# [DATA ROWS]

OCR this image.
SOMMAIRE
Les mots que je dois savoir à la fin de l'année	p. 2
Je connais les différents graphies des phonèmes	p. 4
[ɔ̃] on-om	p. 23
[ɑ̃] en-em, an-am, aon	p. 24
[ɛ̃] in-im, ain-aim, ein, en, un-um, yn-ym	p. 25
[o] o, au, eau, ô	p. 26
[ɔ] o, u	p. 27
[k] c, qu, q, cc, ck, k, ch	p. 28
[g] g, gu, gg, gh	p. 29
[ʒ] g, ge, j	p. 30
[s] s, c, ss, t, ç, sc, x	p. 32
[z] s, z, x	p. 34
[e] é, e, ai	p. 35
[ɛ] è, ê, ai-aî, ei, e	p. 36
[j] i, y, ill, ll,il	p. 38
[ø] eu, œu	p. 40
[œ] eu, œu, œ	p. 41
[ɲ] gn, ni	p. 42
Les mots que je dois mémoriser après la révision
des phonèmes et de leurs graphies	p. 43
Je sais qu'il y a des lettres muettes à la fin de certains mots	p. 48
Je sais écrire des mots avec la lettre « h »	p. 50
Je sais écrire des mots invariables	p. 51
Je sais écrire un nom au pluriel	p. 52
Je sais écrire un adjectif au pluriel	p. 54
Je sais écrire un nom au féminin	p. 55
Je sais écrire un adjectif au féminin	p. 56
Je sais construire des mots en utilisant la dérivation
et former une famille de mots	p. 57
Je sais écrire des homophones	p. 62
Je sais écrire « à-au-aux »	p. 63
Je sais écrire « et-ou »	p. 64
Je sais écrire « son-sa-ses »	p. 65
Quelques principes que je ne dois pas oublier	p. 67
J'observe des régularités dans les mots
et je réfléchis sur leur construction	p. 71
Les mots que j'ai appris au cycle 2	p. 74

# [WHAT YOU NEED TO DO]
Find every line containing the word "écrire", then give the total and nothing more.

# [FULL SOLUTION]
10